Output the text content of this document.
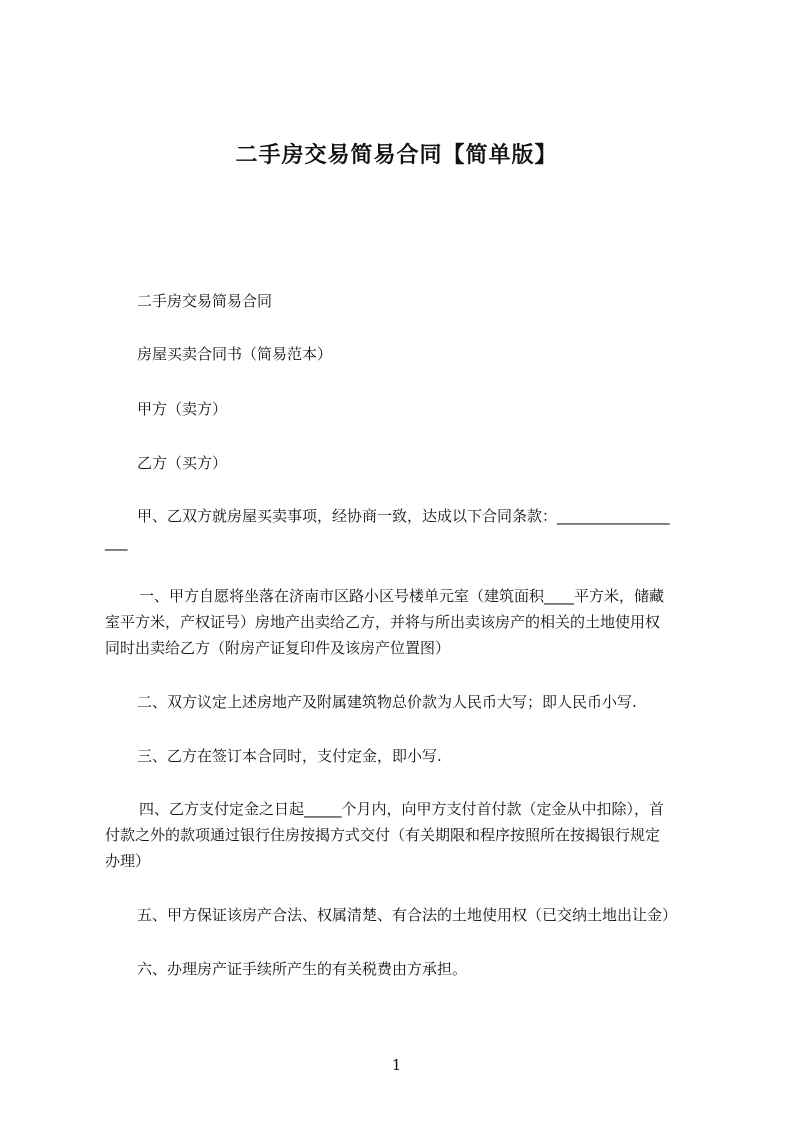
二手房交易简易合同【简单版】
二手房交易简易合同
房屋买卖合同书（简易范本）
甲方（卖方）
乙方（买方）
甲、乙双方就房屋买卖事项，经协商一致，达成以下合同条款：_______________
___
一、甲方自愿将坐落在济南市区路小区号楼单元室（建筑面积____平方米，储藏
室平方米，产权证号）房地产出卖给乙方，并将与所出卖该房产的相关的土地使用权
同时出卖给乙方（附房产证复印件及该房产位置图）
二、双方议定上述房地产及附属建筑物总价款为人民币大写；即人民币小写.
三、乙方在签订本合同时，支付定金，即小写.
四、乙方支付定金之日起_____个月内，向甲方支付首付款（定金从中扣除），首
付款之外的款项通过银行住房按揭方式交付（有关期限和程序按照所在按揭银行规定
办理）
五、甲方保证该房产合法、权属清楚、有合法的土地使用权（已交纳土地出让金）
六、办理房产证手续所产生的有关税费由方承担。
1
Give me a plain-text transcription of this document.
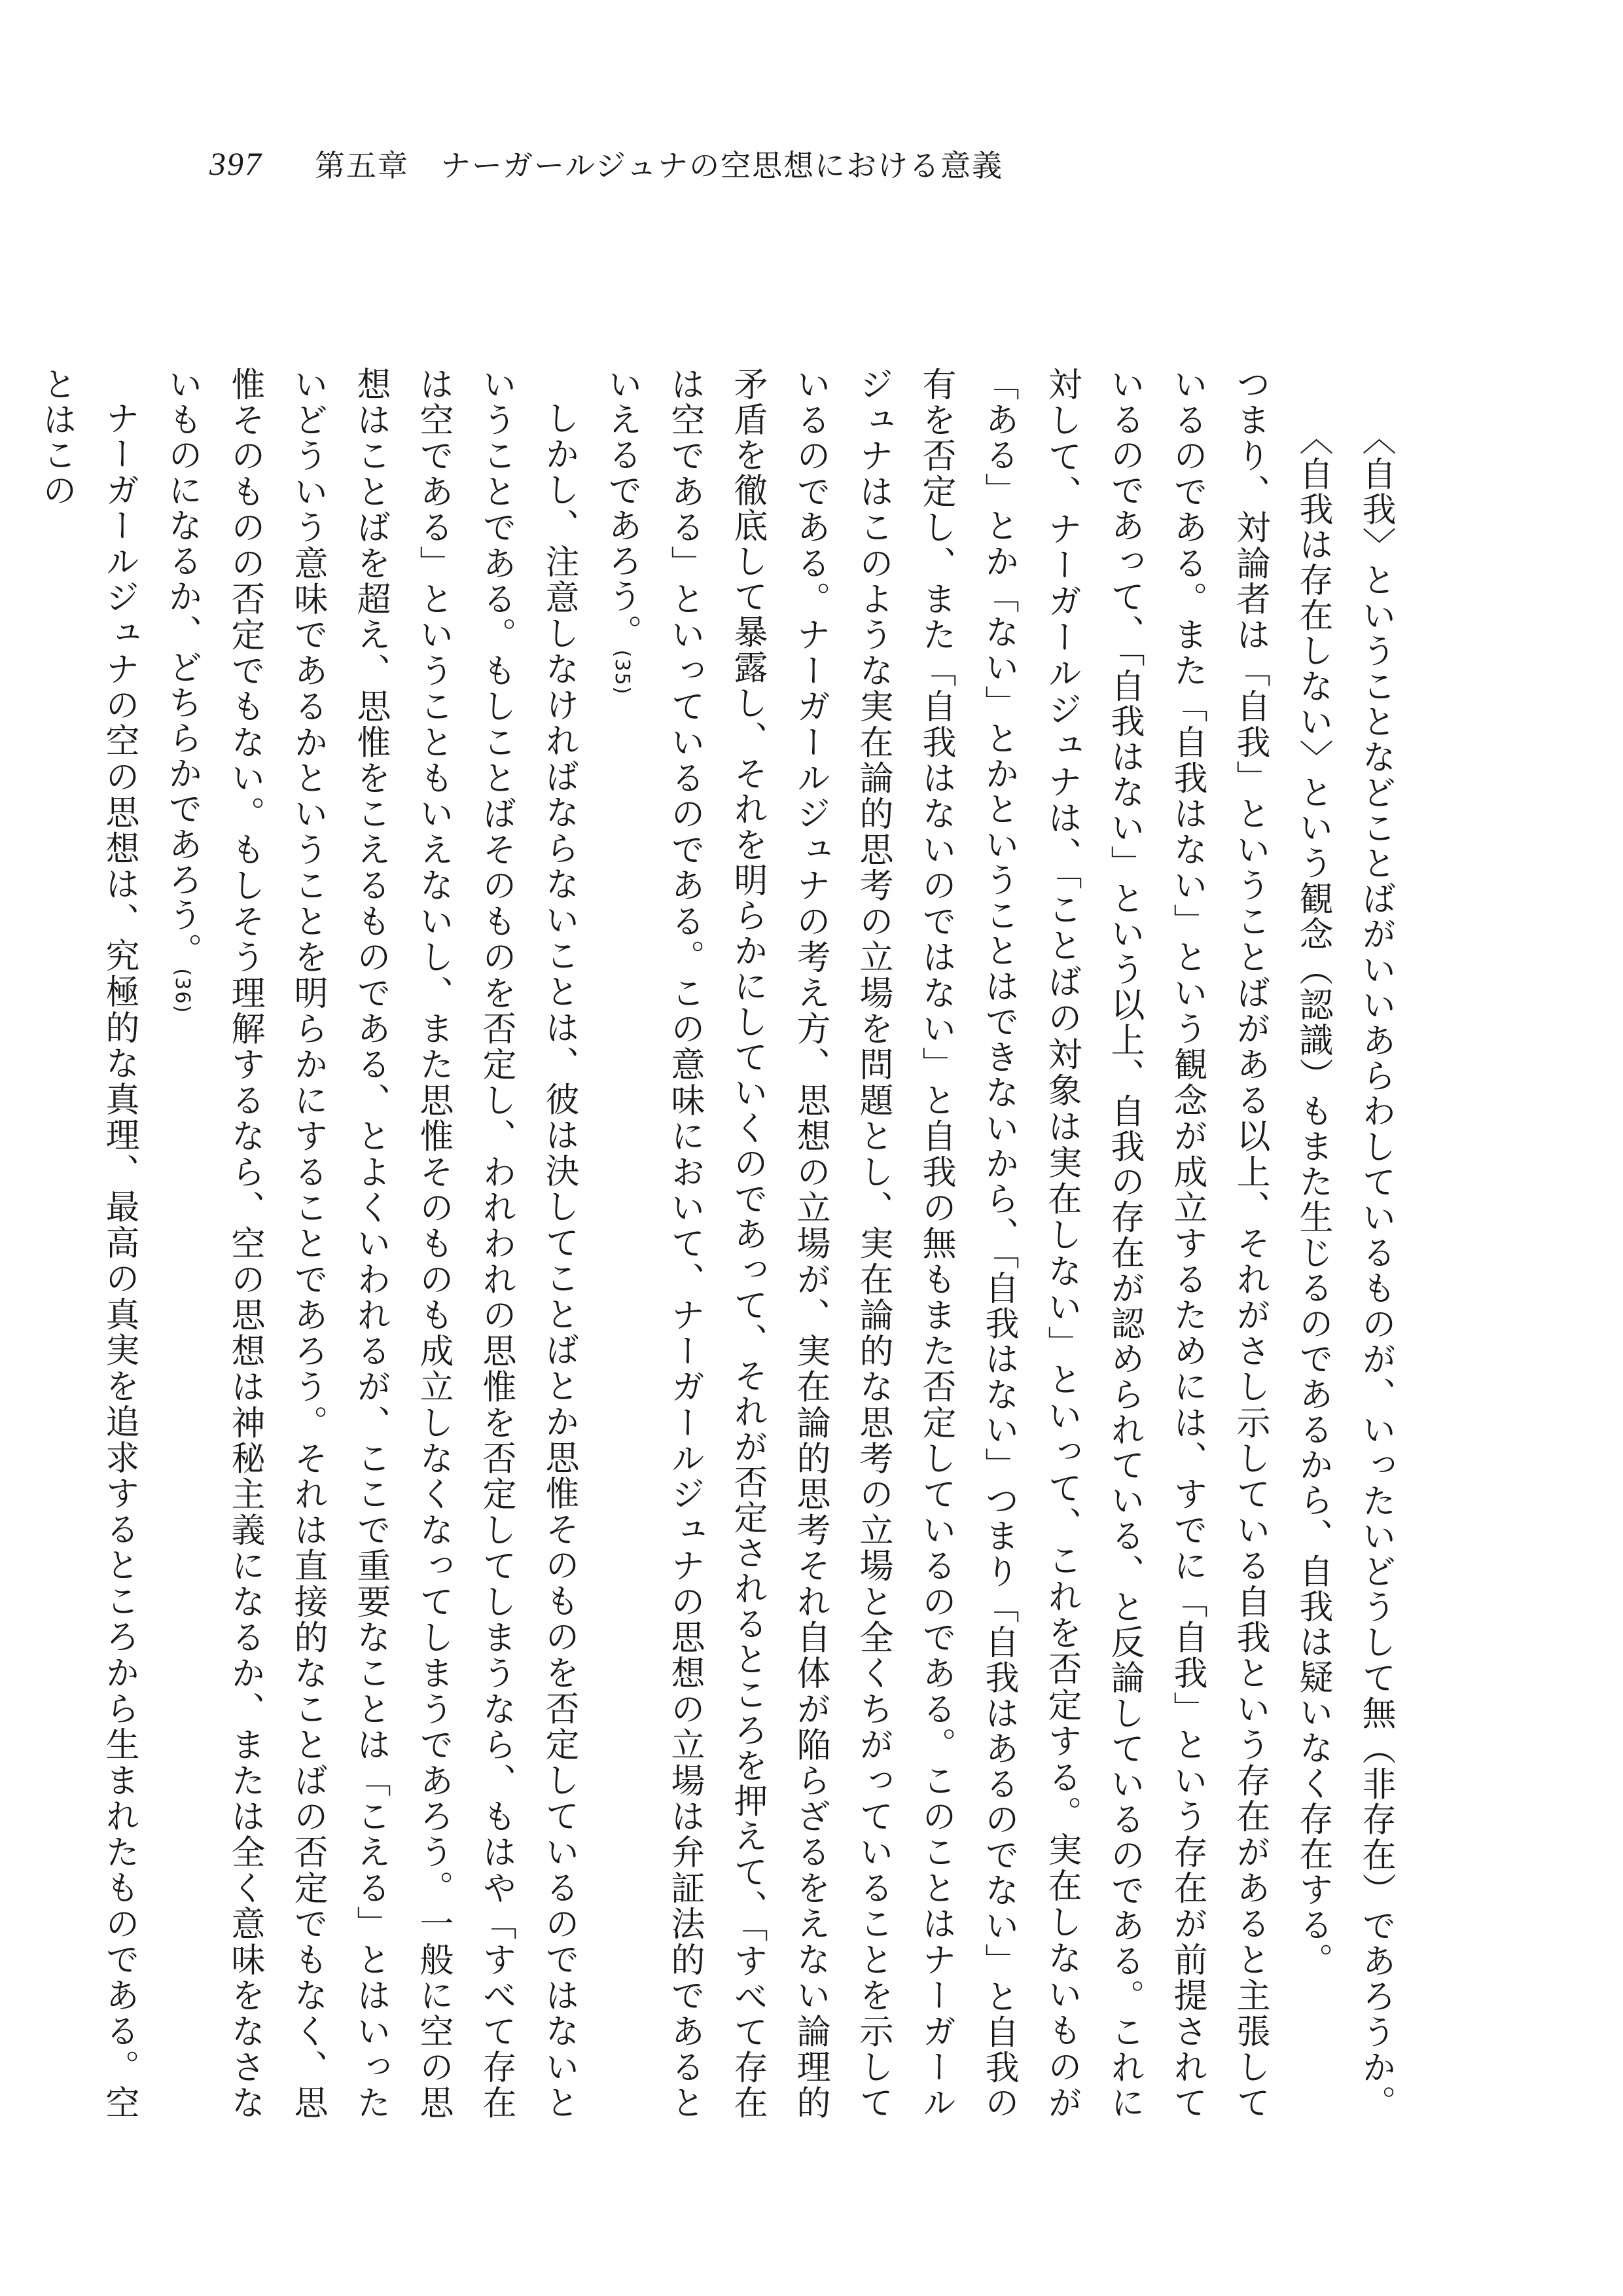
397 第五章　ナーガールジュナの空思想における意義

〈自我〉ということなどことばがいいあらわしているものが、いったいどうして無（非存在）であろうか。〈自我は存在しない〉という観念（認識）もまた生じるのであるから、自我は疑いなく存在する。

つまり、対論者は「自我」ということばがある以上、それがさし示している自我という存在があると主張しているのである。また「自我はない」という観念が成立するためには、すでに「自我」という存在が前提されているのであって、「自我はない」という以上、自我の存在が認められている、と反論しているのである。これに対して、ナーガールジュナは、「ことばの対象は実在しない」といって、これを否定する。実在しないものが「ある」とか「ない」とかということはできないから、「自我はない」つまり「自我はあるのでない」と自我の有を否定し、また「自我はないのではない」と自我の無もまた否定しているのである。このことはナーガールジュナはこのような実在論的思考の立場を問題とし、実在論的な思考の立場と全くちがっていることを示しているのである。ナーガールジュナの考え方、思想の立場が、実在論的思考それ自体が陥らざるをえない論理的矛盾を徹底して暴露し、それを明らかにしていくのであって、それが否定されるところを押えて、「すべて存在は空である」といっているのである。この意味において、ナーガールジュナの思想の立場は弁証法的であるといえるであろう。(35)

しかし、注意しなければならないことは、彼は決してことばとか思惟そのものを否定しているのではないということである。もしことばそのものを否定し、われわれの思惟を否定してしまうなら、もはや「すべて存在は空である」ということもいえないし、また思惟そのものも成立しなくなってしまうであろう。一般に空の思想はことばを超え、思惟をこえるものである、とよくいわれるが、ここで重要なことは「こえる」とはいったいどういう意味であるかということを明らかにすることであろう。それは直接的なことばの否定でもなく、思惟そのものの否定でもない。もしそう理解するなら、空の思想は神秘主義になるか、または全く意味をなさないものになるか、どちらかであろう。(36)

ナーガールジュナの空の思想は、究極的な真理、最高の真実を追求するところから生まれたものである。空とはこの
▬▬▬▬▬▬▬▬▬▬
What the task requires:
Give an exact reproduction of every line, leaving out any picture.

Reply to the task:
Output the text content of this document.
二手房交易简易合同【简单版】
二手房交易简易合同
房屋买卖合同书（简易范本）
甲方（卖方）
乙方（买方）
甲、乙双方就房屋买卖事项，经协商一致，达成以下合同条款：_______________
___
一、甲方自愿将坐落在济南市区路小区号楼单元室（建筑面积____平方米，储藏
室平方米，产权证号）房地产出卖给乙方，并将与所出卖该房产的相关的土地使用权
同时出卖给乙方（附房产证复印件及该房产位置图）
二、双方议定上述房地产及附属建筑物总价款为人民币大写；即人民币小写.
三、乙方在签订本合同时，支付定金，即小写.
四、乙方支付定金之日起_____个月内，向甲方支付首付款（定金从中扣除），首
付款之外的款项通过银行住房按揭方式交付（有关期限和程序按照所在按揭银行规定
办理）
五、甲方保证该房产合法、权属清楚、有合法的土地使用权（已交纳土地出让金）
六、办理房产证手续所产生的有关税费由方承担。
1
Give me a plain-text transcription of this document.
397 第五章　ナーガールジュナの空思想における意義

〈自我〉ということなどことばがいいあらわしているものが、いったいどうして無（非存在）であろうか。〈自我は存在しない〉という観念（認識）もまた生じるのであるから、自我は疑いなく存在する。

つまり、対論者は「自我」ということばがある以上、それがさし示している自我という存在があると主張しているのである。また「自我はない」という観念が成立するためには、すでに「自我」という存在が前提されているのであって、「自我はない」という以上、自我の存在が認められている、と反論しているのである。これに対して、ナーガールジュナは、「ことばの対象は実在しない」といって、これを否定する。実在しないものが「ある」とか「ない」とかということはできないから、「自我はない」つまり「自我はあるのでない」と自我の有を否定し、また「自我はないのではない」と自我の無もまた否定しているのである。このことはナーガールジュナはこのような実在論的思考の立場を問題とし、実在論的な思考の立場と全くちがっていることを示しているのである。ナーガールジュナの考え方、思想の立場が、実在論的思考それ自体が陥らざるをえない論理的矛盾を徹底して暴露し、それを明らかにしていくのであって、それが否定されるところを押えて、「すべて存在は空である」といっているのである。この意味において、ナーガールジュナの思想の立場は弁証法的であるといえるであろう。(35)

しかし、注意しなければならないことは、彼は決してことばとか思惟そのものを否定しているのではないということである。もしことばそのものを否定し、われわれの思惟を否定してしまうなら、もはや「すべて存在は空である」ということもいえないし、また思惟そのものも成立しなくなってしまうであろう。一般に空の思想はことばを超え、思惟をこえるものである、とよくいわれるが、ここで重要なことは「こえる」とはいったいどういう意味であるかということを明らかにすることであろう。それは直接的なことばの否定でもなく、思惟そのものの否定でもない。もしそう理解するなら、空の思想は神秘主義になるか、または全く意味をなさないものになるか、どちらかであろう。(36)

ナーガールジュナの空の思想は、究極的な真理、最高の真実を追求するところから生まれたものである。空とはこの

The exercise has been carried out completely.